*Document page data*.

────────────────

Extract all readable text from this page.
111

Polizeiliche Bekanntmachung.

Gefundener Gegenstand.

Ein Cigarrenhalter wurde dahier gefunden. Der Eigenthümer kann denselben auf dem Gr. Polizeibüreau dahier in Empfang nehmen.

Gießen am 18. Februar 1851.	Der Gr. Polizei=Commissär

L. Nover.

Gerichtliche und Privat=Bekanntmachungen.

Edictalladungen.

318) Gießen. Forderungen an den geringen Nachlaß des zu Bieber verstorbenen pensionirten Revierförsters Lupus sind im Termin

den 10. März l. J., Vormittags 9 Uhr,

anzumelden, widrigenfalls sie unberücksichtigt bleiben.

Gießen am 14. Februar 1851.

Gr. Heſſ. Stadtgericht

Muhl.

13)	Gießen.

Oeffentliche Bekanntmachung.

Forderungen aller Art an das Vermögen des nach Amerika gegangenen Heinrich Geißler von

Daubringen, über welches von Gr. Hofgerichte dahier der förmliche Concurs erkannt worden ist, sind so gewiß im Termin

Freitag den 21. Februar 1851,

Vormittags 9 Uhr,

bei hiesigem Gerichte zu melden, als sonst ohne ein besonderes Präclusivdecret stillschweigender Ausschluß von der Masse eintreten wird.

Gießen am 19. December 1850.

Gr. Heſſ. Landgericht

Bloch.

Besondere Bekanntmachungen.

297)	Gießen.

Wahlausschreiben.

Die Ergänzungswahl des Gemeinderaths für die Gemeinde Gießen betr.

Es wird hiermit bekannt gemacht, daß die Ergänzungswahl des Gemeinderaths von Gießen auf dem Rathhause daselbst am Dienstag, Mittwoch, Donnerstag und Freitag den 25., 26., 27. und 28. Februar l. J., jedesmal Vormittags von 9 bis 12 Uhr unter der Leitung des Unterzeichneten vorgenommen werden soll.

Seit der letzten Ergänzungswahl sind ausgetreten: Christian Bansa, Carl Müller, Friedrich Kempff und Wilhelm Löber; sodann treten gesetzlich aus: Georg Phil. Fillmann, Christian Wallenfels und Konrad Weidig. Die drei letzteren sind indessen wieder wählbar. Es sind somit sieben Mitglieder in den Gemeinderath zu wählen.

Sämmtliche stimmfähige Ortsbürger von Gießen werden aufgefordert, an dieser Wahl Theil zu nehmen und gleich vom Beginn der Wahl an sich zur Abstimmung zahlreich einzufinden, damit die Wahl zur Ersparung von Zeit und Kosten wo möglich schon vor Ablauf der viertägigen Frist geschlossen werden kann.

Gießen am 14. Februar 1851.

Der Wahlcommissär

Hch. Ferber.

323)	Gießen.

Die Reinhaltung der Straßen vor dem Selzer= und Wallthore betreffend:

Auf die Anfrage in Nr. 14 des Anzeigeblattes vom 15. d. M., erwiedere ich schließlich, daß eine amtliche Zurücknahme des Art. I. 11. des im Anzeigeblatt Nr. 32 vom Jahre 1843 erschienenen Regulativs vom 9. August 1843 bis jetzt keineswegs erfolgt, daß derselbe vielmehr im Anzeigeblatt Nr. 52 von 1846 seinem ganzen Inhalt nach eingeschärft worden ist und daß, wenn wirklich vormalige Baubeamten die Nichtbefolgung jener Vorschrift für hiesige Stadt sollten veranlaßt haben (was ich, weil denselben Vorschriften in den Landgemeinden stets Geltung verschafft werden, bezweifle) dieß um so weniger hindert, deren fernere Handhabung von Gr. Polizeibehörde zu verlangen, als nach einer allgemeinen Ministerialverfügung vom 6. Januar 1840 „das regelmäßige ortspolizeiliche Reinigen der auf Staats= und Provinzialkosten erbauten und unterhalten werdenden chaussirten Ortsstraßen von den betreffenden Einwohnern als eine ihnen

────────────────

*Problem requirements*.
Line by line, transcribe all of the records exactly.

*Your solution*.
Extract all readable text from this page.
111

Polizeiliche Bekanntmachung.

Gefundener Gegenstand.

Ein Cigarrenhalter wurde dahier gefunden. Der Eigenthümer kann denselben auf dem Gr. Polizeibüreau dahier in Empfang nehmen.

Gießen am 18. Februar 1851.	Der Gr. Polizei=Commissär

L. Nover.

Gerichtliche und Privat=Bekanntmachungen.

Edictalladungen.

318) Gießen. Forderungen an den geringen Nachlaß des zu Bieber verstorbenen pensionirten Revierförsters Lupus sind im Termin

den 10. März l. J., Vormittags 9 Uhr,

anzumelden, widrigenfalls sie unberücksichtigt bleiben.

Gießen am 14. Februar 1851.

Gr. Heſſ. Stadtgericht

Muhl.

13)	Gießen.

Oeffentliche Bekanntmachung.

Forderungen aller Art an das Vermögen des nach Amerika gegangenen Heinrich Geißler von

Daubringen, über welches von Gr. Hofgerichte dahier der förmliche Concurs erkannt worden ist, sind so gewiß im Termin

Freitag den 21. Februar 1851,

Vormittags 9 Uhr,

bei hiesigem Gerichte zu melden, als sonst ohne ein besonderes Präclusivdecret stillschweigender Ausschluß von der Masse eintreten wird.

Gießen am 19. December 1850.

Gr. Heſſ. Landgericht

Bloch.

Besondere Bekanntmachungen.

297)	Gießen.

Wahlausschreiben.

Die Ergänzungswahl des Gemeinderaths für die Gemeinde Gießen betr.

Es wird hiermit bekannt gemacht, daß die Ergänzungswahl des Gemeinderaths von Gießen auf dem Rathhause daselbst am Dienstag, Mittwoch, Donnerstag und Freitag den 25., 26., 27. und 28. Februar l. J., jedesmal Vormittags von 9 bis 12 Uhr unter der Leitung des Unterzeichneten vorgenommen werden soll.

Seit der letzten Ergänzungswahl sind ausgetreten: Christian Bansa, Carl Müller, Friedrich Kempff und Wilhelm Löber; sodann treten gesetzlich aus: Georg Phil. Fillmann, Christian Wallenfels und Konrad Weidig. Die drei letzteren sind indessen wieder wählbar. Es sind somit sieben Mitglieder in den Gemeinderath zu wählen.

Sämmtliche stimmfähige Ortsbürger von Gießen werden aufgefordert, an dieser Wahl Theil zu nehmen und gleich vom Beginn der Wahl an sich zur Abstimmung zahlreich einzufinden, damit die Wahl zur Ersparung von Zeit und Kosten wo möglich schon vor Ablauf der viertägigen Frist geschlossen werden kann.

Gießen am 14. Februar 1851.

Der Wahlcommissär

Hch. Ferber.

323)	Gießen.

Die Reinhaltung der Straßen vor dem Selzer= und Wallthore betreffend:

Auf die Anfrage in Nr. 14 des Anzeigeblattes vom 15. d. M., erwiedere ich schließlich, daß eine amtliche Zurücknahme des Art. I. 11. des im Anzeigeblatt Nr. 32 vom Jahre 1843 erschienenen Regulativs vom 9. August 1843 bis jetzt keineswegs erfolgt, daß derselbe vielmehr im Anzeigeblatt Nr. 52 von 1846 seinem ganzen Inhalt nach eingeschärft worden ist und daß, wenn wirklich vormalige Baubeamten die Nichtbefolgung jener Vorschrift für hiesige Stadt sollten veranlaßt haben (was ich, weil denselben Vorschriften in den Landgemeinden stets Geltung verschafft werden, bezweifle) dieß um so weniger hindert, deren fernere Handhabung von Gr. Polizeibehörde zu verlangen, als nach einer allgemeinen Ministerialverfügung vom 6. Januar 1840 „das regelmäßige ortspolizeiliche Reinigen der auf Staats= und Provinzialkosten erbauten und unterhalten werdenden chaussirten Ortsstraßen von den betreffenden Einwohnern als eine ihnen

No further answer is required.